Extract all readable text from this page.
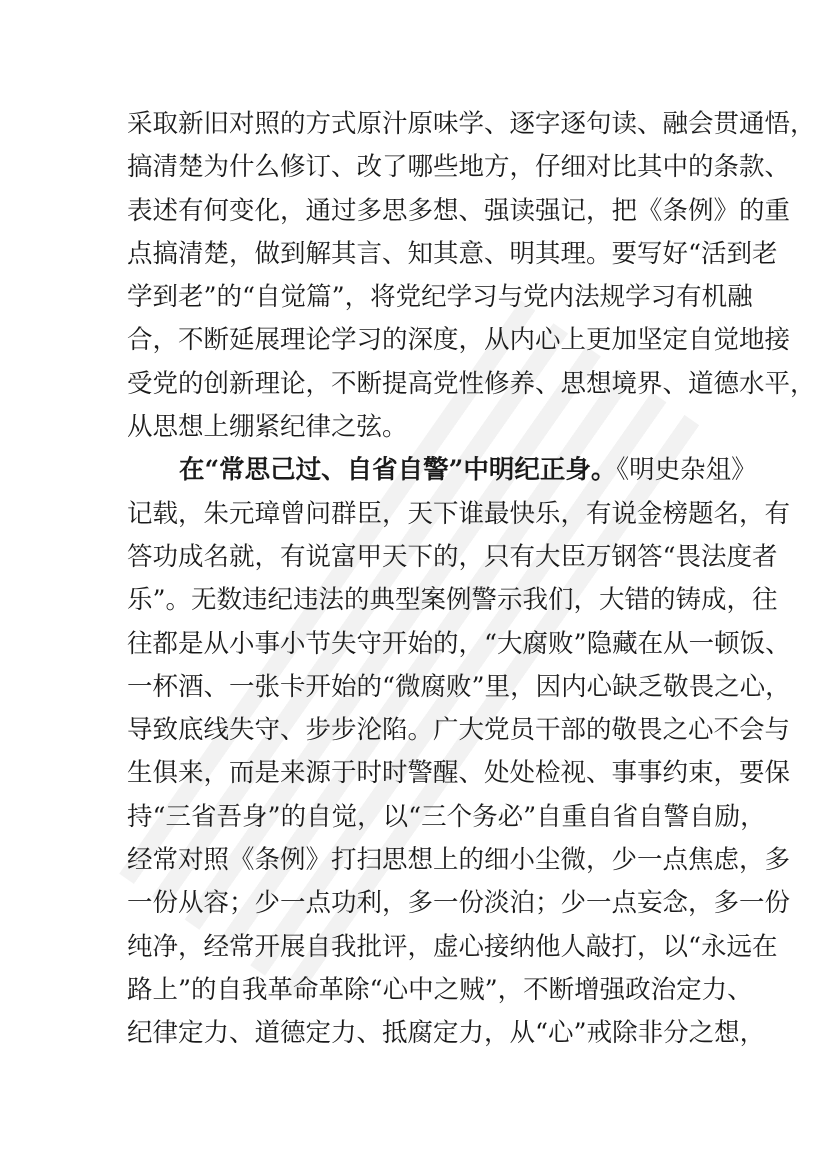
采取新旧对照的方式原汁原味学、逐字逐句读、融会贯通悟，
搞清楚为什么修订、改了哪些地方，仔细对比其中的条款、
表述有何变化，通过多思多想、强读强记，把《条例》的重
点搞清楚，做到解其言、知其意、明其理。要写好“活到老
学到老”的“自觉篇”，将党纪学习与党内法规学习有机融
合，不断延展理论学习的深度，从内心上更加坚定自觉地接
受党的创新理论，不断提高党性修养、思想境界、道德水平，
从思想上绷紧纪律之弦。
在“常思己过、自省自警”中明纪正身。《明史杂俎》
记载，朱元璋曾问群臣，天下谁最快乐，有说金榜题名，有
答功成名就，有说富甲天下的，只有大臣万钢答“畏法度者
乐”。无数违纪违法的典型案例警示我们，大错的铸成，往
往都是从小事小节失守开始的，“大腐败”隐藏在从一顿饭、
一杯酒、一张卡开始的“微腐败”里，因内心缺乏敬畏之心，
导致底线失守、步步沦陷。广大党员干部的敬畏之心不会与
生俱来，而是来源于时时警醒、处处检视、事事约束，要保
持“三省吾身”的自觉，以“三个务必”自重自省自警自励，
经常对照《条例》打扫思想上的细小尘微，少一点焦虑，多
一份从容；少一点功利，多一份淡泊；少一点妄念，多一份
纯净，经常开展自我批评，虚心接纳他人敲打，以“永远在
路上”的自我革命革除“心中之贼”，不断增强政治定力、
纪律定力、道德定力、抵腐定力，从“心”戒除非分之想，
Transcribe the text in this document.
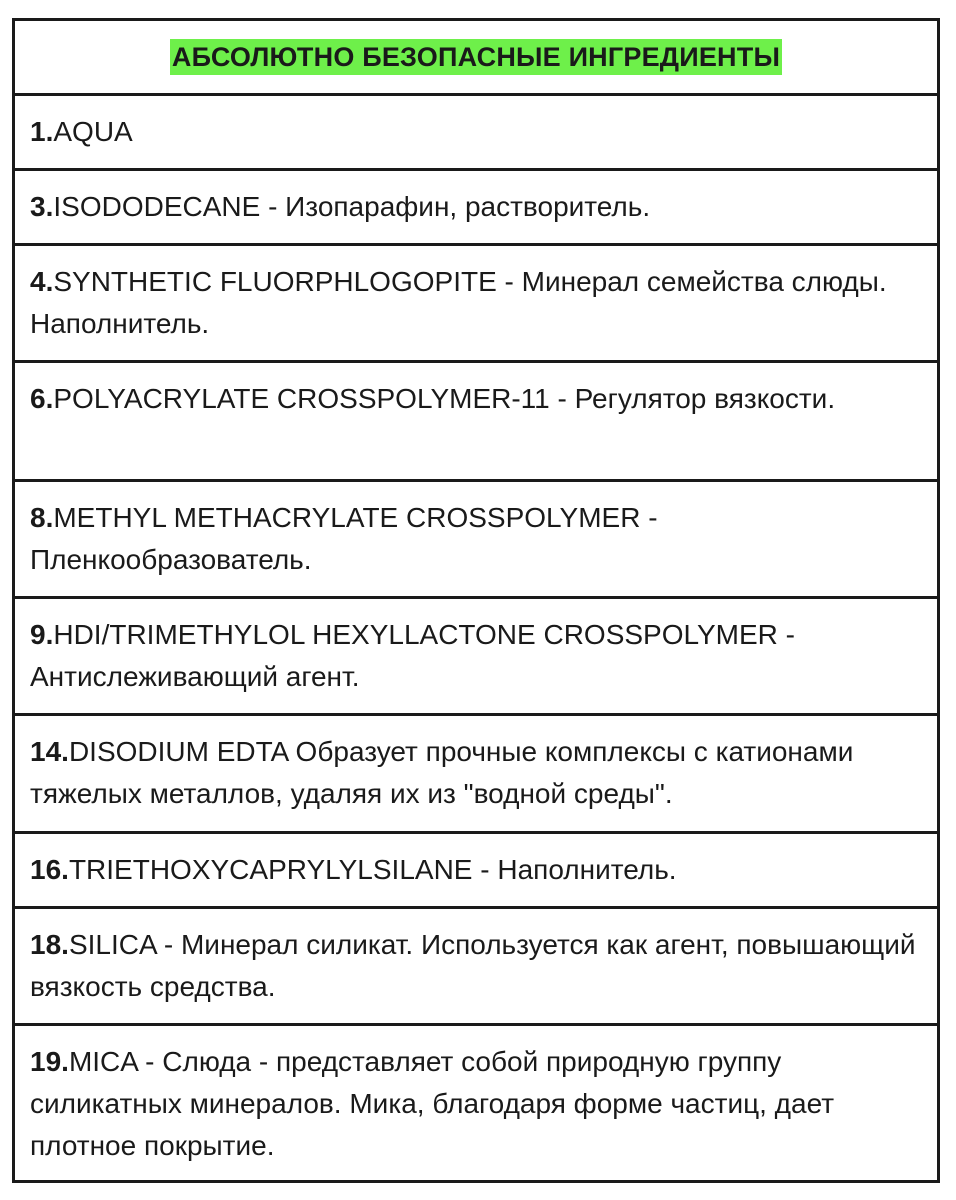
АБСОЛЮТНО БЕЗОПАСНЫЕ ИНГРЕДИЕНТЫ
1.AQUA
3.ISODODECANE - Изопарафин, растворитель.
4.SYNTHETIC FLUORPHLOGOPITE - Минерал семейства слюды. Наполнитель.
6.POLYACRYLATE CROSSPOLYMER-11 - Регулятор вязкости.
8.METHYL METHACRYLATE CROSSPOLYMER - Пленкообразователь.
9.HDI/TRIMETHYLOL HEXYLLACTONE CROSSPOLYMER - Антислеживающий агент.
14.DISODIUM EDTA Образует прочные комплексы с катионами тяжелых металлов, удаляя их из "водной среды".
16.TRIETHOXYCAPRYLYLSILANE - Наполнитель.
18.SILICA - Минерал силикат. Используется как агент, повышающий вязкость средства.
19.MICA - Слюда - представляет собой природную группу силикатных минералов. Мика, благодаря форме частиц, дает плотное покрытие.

:::

Omit every picture while copying the listing above exactly.

Extract all readable text from this page.
采取新旧对照的方式原汁原味学、逐字逐句读、融会贯通悟，
搞清楚为什么修订、改了哪些地方，仔细对比其中的条款、
表述有何变化，通过多思多想、强读强记，把《条例》的重
点搞清楚，做到解其言、知其意、明其理。要写好“活到老
学到老”的“自觉篇”，将党纪学习与党内法规学习有机融
合，不断延展理论学习的深度，从内心上更加坚定自觉地接
受党的创新理论，不断提高党性修养、思想境界、道德水平，
从思想上绷紧纪律之弦。
在“常思己过、自省自警”中明纪正身。《明史杂俎》
记载，朱元璋曾问群臣，天下谁最快乐，有说金榜题名，有
答功成名就，有说富甲天下的，只有大臣万钢答“畏法度者
乐”。无数违纪违法的典型案例警示我们，大错的铸成，往
往都是从小事小节失守开始的，“大腐败”隐藏在从一顿饭、
一杯酒、一张卡开始的“微腐败”里，因内心缺乏敬畏之心，
导致底线失守、步步沦陷。广大党员干部的敬畏之心不会与
生俱来，而是来源于时时警醒、处处检视、事事约束，要保
持“三省吾身”的自觉，以“三个务必”自重自省自警自励，
经常对照《条例》打扫思想上的细小尘微，少一点焦虑，多
一份从容；少一点功利，多一份淡泊；少一点妄念，多一份
纯净，经常开展自我批评，虚心接纳他人敲打，以“永远在
路上”的自我革命革除“心中之贼”，不断增强政治定力、
纪律定力、道德定力、抵腐定力，从“心”戒除非分之想，
Transcribe the text in this document.
АБСОЛЮТНО БЕЗОПАСНЫЕ ИНГРЕДИЕНТЫ
1.AQUA
3.ISODODECANE - Изопарафин, растворитель.
4.SYNTHETIC FLUORPHLOGOPITE - Минерал семейства слюды. Наполнитель.
6.POLYACRYLATE CROSSPOLYMER-11 - Регулятор вязкости.
8.METHYL METHACRYLATE CROSSPOLYMER - Пленкообразователь.
9.HDI/TRIMETHYLOL HEXYLLACTONE CROSSPOLYMER - Антислеживающий агент.
14.DISODIUM EDTA Образует прочные комплексы с катионами тяжелых металлов, удаляя их из "водной среды".
16.TRIETHOXYCAPRYLYLSILANE - Наполнитель.
18.SILICA - Минерал силикат. Используется как агент, повышающий вязкость средства.
19.MICA - Слюда - представляет собой природную группу силикатных минералов. Мика, благодаря форме частиц, дает плотное покрытие.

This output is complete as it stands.